▸ **Exercise goal**
What number of lines hold the word "structured"? State that number and nothing besides.

(Records from a data collection)
════

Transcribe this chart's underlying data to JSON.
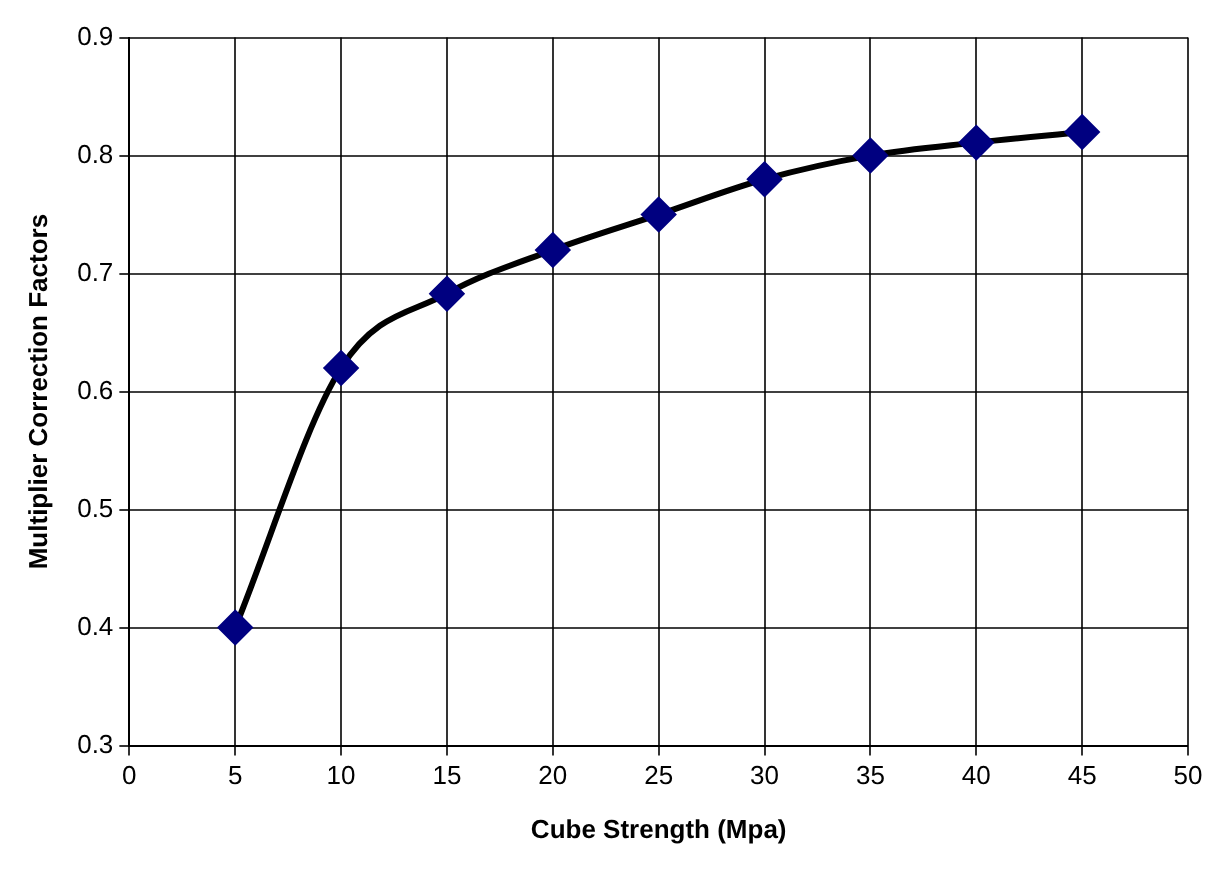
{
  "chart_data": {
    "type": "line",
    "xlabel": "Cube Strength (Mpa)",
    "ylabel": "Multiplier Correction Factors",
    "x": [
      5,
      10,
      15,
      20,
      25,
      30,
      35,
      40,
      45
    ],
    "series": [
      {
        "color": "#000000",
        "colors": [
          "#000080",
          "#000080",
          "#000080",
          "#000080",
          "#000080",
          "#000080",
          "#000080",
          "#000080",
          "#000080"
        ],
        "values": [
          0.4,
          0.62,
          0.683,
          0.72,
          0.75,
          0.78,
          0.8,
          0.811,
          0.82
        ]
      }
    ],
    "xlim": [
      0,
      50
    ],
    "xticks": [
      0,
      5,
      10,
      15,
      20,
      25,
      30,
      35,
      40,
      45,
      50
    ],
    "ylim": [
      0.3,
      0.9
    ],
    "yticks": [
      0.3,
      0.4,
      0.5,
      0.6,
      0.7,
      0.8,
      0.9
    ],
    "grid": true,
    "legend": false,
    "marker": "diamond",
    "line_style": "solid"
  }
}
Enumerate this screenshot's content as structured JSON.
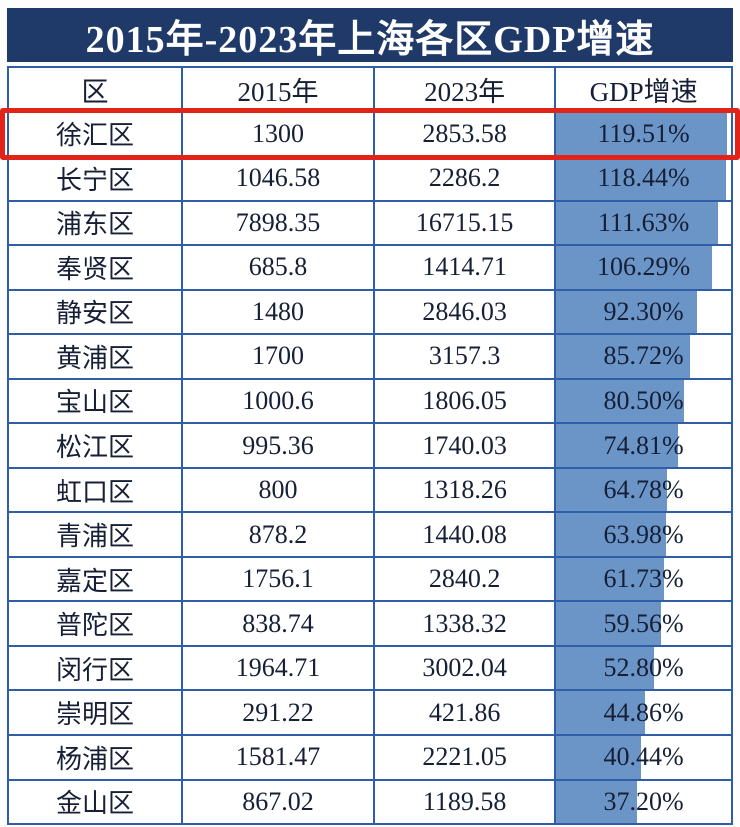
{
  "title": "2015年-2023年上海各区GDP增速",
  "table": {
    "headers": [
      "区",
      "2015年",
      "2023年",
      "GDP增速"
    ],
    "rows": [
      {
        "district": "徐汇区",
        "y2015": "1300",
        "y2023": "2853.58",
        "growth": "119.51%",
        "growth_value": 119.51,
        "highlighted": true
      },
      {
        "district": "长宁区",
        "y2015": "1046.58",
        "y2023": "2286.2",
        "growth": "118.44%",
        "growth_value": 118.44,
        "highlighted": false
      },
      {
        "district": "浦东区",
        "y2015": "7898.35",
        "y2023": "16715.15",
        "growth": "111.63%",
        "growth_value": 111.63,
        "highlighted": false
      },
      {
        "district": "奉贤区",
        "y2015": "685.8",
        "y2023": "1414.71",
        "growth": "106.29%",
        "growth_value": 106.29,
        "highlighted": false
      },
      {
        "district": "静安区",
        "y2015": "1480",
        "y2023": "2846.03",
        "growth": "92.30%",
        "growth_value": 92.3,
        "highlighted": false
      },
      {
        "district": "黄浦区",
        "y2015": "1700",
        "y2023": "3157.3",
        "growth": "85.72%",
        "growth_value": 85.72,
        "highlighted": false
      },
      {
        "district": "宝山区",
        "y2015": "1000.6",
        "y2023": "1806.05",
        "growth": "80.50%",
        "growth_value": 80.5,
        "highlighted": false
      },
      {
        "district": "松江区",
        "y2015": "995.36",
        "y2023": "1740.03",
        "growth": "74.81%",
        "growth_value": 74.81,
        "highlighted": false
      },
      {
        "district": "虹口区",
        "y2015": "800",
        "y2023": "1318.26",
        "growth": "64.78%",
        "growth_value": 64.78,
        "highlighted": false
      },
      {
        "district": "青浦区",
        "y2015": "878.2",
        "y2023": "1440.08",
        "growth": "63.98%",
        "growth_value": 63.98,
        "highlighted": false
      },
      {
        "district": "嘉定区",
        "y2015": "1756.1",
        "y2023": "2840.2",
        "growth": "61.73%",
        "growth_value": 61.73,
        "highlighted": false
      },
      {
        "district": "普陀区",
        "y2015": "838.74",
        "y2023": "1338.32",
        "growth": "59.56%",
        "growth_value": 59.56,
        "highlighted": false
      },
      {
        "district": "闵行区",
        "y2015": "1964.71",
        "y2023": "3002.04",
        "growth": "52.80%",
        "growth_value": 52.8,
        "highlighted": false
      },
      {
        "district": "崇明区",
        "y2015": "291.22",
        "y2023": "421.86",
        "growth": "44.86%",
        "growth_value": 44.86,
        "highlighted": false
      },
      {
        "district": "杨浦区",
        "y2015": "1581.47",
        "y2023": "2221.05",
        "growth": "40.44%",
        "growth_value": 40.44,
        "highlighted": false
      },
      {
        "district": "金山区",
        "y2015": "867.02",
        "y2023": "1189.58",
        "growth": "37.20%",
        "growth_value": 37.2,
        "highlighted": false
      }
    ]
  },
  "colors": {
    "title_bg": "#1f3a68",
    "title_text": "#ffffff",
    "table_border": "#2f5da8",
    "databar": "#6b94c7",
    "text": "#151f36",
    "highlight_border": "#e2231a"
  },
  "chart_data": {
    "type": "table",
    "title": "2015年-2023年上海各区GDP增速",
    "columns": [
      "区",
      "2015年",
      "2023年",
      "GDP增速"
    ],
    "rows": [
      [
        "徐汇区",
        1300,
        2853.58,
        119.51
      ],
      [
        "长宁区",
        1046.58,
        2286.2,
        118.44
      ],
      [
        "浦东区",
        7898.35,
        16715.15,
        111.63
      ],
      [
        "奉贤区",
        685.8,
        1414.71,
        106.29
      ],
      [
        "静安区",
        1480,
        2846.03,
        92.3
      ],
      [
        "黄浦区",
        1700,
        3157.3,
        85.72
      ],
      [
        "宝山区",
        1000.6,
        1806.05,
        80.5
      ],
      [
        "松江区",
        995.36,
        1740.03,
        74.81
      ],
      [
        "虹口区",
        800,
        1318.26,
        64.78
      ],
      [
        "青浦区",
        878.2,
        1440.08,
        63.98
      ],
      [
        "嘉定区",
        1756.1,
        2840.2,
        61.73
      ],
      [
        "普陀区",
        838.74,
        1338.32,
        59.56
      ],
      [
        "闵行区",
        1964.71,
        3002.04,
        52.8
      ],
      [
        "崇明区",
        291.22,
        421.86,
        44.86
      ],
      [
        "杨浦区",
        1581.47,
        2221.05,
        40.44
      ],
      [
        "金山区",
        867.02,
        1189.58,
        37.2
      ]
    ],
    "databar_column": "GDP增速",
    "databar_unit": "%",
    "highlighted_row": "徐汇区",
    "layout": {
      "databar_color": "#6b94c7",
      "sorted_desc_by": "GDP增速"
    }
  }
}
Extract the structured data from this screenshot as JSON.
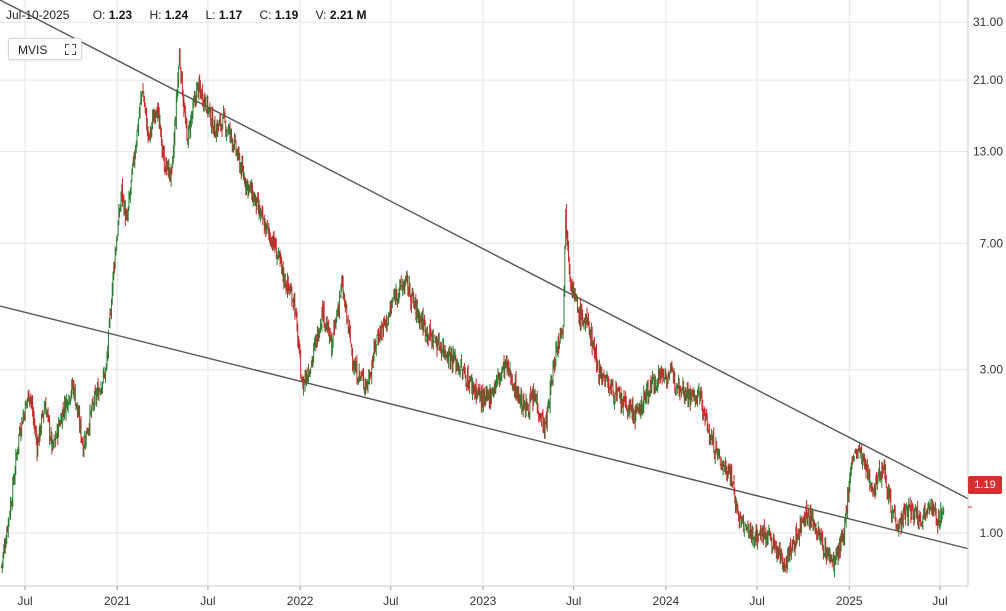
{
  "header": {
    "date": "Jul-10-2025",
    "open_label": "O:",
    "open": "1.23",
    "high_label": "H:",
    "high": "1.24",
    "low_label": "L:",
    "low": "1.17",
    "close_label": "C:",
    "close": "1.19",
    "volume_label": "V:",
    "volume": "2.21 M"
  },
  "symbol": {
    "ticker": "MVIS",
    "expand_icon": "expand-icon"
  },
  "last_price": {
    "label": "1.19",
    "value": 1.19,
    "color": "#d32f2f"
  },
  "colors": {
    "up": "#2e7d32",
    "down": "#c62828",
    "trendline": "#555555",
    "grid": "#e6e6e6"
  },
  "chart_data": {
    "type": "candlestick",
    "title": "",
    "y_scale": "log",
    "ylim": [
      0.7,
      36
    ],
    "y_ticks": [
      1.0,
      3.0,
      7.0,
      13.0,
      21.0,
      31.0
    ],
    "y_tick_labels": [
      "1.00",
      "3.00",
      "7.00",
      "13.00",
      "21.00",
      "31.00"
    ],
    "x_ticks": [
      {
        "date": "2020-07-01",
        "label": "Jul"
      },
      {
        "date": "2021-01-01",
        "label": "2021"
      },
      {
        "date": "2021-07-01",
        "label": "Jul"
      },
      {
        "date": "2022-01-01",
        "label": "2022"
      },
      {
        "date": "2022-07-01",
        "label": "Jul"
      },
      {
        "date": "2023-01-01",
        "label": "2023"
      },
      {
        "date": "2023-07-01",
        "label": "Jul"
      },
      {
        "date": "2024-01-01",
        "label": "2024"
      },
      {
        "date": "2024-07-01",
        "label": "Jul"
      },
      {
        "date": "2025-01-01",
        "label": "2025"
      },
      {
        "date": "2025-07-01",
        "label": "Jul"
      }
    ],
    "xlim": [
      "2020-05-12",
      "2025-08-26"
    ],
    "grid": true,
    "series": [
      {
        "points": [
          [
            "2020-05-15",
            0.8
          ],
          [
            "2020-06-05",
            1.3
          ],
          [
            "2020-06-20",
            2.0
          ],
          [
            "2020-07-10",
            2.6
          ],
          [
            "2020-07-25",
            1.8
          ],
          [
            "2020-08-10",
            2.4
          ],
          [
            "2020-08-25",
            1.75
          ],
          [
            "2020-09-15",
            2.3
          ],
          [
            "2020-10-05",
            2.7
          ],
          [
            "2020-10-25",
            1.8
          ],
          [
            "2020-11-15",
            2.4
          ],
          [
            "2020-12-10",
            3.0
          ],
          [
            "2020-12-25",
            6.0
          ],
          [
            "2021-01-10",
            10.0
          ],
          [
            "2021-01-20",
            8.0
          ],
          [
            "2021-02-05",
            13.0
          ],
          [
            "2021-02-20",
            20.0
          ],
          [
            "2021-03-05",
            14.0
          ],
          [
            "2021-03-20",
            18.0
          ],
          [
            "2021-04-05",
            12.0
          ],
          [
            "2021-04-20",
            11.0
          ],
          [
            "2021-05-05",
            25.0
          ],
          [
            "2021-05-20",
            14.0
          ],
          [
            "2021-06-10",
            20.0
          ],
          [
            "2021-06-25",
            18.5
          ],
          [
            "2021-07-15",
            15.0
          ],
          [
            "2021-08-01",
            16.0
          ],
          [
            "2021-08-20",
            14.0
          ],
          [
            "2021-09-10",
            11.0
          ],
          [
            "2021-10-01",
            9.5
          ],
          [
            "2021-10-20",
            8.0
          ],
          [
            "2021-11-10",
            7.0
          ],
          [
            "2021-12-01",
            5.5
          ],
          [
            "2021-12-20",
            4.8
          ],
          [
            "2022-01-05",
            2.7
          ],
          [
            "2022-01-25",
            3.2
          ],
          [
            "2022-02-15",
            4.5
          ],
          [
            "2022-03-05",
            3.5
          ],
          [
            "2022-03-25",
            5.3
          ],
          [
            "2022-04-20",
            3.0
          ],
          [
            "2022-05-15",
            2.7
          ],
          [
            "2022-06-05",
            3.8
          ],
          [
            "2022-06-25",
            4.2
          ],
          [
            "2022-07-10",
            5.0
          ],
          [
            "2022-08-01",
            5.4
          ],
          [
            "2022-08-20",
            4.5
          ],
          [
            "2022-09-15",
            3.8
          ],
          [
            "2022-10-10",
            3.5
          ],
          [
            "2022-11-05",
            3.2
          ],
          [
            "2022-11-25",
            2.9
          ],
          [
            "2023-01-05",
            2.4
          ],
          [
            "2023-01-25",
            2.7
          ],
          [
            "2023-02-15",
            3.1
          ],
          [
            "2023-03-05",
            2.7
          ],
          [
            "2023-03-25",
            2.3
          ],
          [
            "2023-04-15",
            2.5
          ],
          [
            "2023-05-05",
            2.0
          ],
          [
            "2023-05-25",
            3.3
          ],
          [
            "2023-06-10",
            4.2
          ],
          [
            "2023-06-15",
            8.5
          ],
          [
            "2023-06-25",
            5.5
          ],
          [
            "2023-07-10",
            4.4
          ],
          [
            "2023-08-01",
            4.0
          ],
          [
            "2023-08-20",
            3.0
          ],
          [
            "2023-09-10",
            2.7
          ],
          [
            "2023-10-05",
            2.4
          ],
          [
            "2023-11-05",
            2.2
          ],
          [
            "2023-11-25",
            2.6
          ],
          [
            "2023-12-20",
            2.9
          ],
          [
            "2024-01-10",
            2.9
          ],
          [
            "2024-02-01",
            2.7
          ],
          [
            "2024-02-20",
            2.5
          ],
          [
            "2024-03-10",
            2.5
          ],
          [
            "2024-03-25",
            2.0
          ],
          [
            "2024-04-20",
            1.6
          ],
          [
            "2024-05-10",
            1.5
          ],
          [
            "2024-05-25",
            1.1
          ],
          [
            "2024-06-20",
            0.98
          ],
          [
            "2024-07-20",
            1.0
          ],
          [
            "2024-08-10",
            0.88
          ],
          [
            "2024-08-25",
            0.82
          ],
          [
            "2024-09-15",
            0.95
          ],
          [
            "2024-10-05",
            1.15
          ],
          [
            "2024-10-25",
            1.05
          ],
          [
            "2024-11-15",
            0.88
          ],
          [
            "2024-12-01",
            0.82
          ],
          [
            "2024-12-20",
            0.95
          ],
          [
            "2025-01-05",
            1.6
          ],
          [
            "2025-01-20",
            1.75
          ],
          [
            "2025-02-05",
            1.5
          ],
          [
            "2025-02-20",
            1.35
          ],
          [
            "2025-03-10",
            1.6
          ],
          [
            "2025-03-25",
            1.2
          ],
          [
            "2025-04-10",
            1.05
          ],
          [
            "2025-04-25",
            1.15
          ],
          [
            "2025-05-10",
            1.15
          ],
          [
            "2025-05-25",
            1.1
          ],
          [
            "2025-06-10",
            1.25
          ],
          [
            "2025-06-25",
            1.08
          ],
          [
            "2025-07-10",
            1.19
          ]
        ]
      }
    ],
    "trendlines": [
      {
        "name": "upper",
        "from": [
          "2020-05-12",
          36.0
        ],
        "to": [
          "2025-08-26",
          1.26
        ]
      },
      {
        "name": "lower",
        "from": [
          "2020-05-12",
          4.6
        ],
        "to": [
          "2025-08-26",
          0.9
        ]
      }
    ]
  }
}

════

▸ **Complete answer**
2